**OBJECTIVE:** Below are some records; retype all of them exactly.

-------- EXERCISE DATA

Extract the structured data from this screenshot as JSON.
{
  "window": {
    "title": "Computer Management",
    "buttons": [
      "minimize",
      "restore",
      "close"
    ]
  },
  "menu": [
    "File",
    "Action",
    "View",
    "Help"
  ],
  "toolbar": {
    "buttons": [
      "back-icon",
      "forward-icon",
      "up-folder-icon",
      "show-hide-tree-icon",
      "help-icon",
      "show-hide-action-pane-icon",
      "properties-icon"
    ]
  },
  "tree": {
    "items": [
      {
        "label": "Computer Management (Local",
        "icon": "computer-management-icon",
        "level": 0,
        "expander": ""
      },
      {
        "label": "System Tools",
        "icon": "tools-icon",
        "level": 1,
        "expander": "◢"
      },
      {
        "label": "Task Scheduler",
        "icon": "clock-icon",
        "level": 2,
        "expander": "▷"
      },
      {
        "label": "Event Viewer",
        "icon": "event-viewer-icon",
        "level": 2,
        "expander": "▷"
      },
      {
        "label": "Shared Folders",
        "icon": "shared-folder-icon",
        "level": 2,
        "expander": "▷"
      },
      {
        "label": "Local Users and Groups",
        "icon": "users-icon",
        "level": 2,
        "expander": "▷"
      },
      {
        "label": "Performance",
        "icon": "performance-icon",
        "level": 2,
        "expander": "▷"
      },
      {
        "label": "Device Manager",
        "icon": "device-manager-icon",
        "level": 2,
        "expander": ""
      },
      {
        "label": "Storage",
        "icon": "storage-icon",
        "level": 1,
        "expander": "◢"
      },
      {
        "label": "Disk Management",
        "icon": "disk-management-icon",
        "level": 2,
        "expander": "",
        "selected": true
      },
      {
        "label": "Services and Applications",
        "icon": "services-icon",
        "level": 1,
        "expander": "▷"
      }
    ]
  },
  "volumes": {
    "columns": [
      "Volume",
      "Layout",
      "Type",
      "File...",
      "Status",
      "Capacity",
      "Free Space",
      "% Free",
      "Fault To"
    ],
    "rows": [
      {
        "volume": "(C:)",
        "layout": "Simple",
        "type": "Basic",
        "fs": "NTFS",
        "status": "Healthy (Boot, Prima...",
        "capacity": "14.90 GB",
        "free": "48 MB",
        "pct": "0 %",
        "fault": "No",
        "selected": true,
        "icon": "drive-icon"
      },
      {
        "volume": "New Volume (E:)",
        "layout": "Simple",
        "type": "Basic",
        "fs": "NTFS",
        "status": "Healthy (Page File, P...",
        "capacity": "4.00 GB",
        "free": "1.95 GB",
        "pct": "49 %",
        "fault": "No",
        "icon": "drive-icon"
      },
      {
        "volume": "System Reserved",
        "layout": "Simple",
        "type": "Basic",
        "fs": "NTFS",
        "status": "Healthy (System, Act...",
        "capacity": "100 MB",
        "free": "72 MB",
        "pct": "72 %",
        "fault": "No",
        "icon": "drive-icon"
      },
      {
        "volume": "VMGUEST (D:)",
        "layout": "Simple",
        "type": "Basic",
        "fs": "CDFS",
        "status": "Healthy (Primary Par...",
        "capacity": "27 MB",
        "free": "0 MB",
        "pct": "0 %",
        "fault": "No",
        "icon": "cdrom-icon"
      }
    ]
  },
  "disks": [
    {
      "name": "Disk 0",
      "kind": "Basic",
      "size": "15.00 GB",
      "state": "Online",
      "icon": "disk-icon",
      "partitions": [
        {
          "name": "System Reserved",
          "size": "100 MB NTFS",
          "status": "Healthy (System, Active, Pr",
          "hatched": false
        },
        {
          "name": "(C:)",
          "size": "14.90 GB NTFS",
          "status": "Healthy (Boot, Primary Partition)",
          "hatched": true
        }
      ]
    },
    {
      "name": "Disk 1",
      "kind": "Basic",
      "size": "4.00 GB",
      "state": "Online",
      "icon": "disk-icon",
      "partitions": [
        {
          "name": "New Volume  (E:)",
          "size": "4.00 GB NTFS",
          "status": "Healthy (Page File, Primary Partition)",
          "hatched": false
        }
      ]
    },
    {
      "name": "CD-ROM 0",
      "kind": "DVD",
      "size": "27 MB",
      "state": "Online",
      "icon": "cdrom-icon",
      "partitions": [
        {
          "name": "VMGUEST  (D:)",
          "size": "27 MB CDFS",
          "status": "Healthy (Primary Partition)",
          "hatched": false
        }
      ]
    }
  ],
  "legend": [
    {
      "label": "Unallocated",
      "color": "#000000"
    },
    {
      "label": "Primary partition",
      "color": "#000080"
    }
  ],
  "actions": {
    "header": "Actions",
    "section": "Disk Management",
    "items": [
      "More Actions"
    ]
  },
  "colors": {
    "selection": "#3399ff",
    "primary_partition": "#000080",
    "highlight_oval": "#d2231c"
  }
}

----------------

**RESULT:**
Extract the structured data from this screenshot as JSON.
{
  "window": {
    "title": "Computer Management",
    "buttons": [
      "minimize",
      "restore",
      "close"
    ]
  },
  "menu": [
    "File",
    "Action",
    "View",
    "Help"
  ],
  "toolbar": {
    "buttons": [
      "back-icon",
      "forward-icon",
      "up-folder-icon",
      "show-hide-tree-icon",
      "help-icon",
      "show-hide-action-pane-icon",
      "properties-icon"
    ]
  },
  "tree": {
    "items": [
      {
        "label": "Computer Management (Local",
        "icon": "computer-management-icon",
        "level": 0,
        "expander": ""
      },
      {
        "label": "System Tools",
        "icon": "tools-icon",
        "level": 1,
        "expander": "◢"
      },
      {
        "label": "Task Scheduler",
        "icon": "clock-icon",
        "level": 2,
        "expander": "▷"
      },
      {
        "label": "Event Viewer",
        "icon": "event-viewer-icon",
        "level": 2,
        "expander": "▷"
      },
      {
        "label": "Shared Folders",
        "icon": "shared-folder-icon",
        "level": 2,
        "expander": "▷"
      },
      {
        "label": "Local Users and Groups",
        "icon": "users-icon",
        "level": 2,
        "expander": "▷"
      },
      {
        "label": "Performance",
        "icon": "performance-icon",
        "level": 2,
        "expander": "▷"
      },
      {
        "label": "Device Manager",
        "icon": "device-manager-icon",
        "level": 2,
        "expander": ""
      },
      {
        "label": "Storage",
        "icon": "storage-icon",
        "level": 1,
        "expander": "◢"
      },
      {
        "label": "Disk Management",
        "icon": "disk-management-icon",
        "level": 2,
        "expander": "",
        "selected": true
      },
      {
        "label": "Services and Applications",
        "icon": "services-icon",
        "level": 1,
        "expander": "▷"
      }
    ]
  },
  "volumes": {
    "columns": [
      "Volume",
      "Layout",
      "Type",
      "File...",
      "Status",
      "Capacity",
      "Free Space",
      "% Free",
      "Fault To"
    ],
    "rows": [
      {
        "volume": "(C:)",
        "layout": "Simple",
        "type": "Basic",
        "fs": "NTFS",
        "status": "Healthy (Boot, Prima...",
        "capacity": "14.90 GB",
        "free": "48 MB",
        "pct": "0 %",
        "fault": "No",
        "selected": true,
        "icon": "drive-icon"
      },
      {
        "volume": "New Volume (E:)",
        "layout": "Simple",
        "type": "Basic",
        "fs": "NTFS",
        "status": "Healthy (Page File, P...",
        "capacity": "4.00 GB",
        "free": "1.95 GB",
        "pct": "49 %",
        "fault": "No",
        "icon": "drive-icon"
      },
      {
        "volume": "System Reserved",
        "layout": "Simple",
        "type": "Basic",
        "fs": "NTFS",
        "status": "Healthy (System, Act...",
        "capacity": "100 MB",
        "free": "72 MB",
        "pct": "72 %",
        "fault": "No",
        "icon": "drive-icon"
      },
      {
        "volume": "VMGUEST (D:)",
        "layout": "Simple",
        "type": "Basic",
        "fs": "CDFS",
        "status": "Healthy (Primary Par...",
        "capacity": "27 MB",
        "free": "0 MB",
        "pct": "0 %",
        "fault": "No",
        "icon": "cdrom-icon"
      }
    ]
  },
  "disks": [
    {
      "name": "Disk 0",
      "kind": "Basic",
      "size": "15.00 GB",
      "state": "Online",
      "icon": "disk-icon",
      "partitions": [
        {
          "name": "System Reserved",
          "size": "100 MB NTFS",
          "status": "Healthy (System, Active, Pr",
          "hatched": false
        },
        {
          "name": "(C:)",
          "size": "14.90 GB NTFS",
          "status": "Healthy (Boot, Primary Partition)",
          "hatched": true
        }
      ]
    },
    {
      "name": "Disk 1",
      "kind": "Basic",
      "size": "4.00 GB",
      "state": "Online",
      "icon": "disk-icon",
      "partitions": [
        {
          "name": "New Volume  (E:)",
          "size": "4.00 GB NTFS",
          "status": "Healthy (Page File, Primary Partition)",
          "hatched": false
        }
      ]
    },
    {
      "name": "CD-ROM 0",
      "kind": "DVD",
      "size": "27 MB",
      "state": "Online",
      "icon": "cdrom-icon",
      "partitions": [
        {
          "name": "VMGUEST  (D:)",
          "size": "27 MB CDFS",
          "status": "Healthy (Primary Partition)",
          "hatched": false
        }
      ]
    }
  ],
  "legend": [
    {
      "label": "Unallocated",
      "color": "#000000"
    },
    {
      "label": "Primary partition",
      "color": "#000080"
    }
  ],
  "actions": {
    "header": "Actions",
    "section": "Disk Management",
    "items": [
      "More Actions"
    ]
  },
  "colors": {
    "selection": "#3399ff",
    "primary_partition": "#000080",
    "highlight_oval": "#d2231c"
  }
}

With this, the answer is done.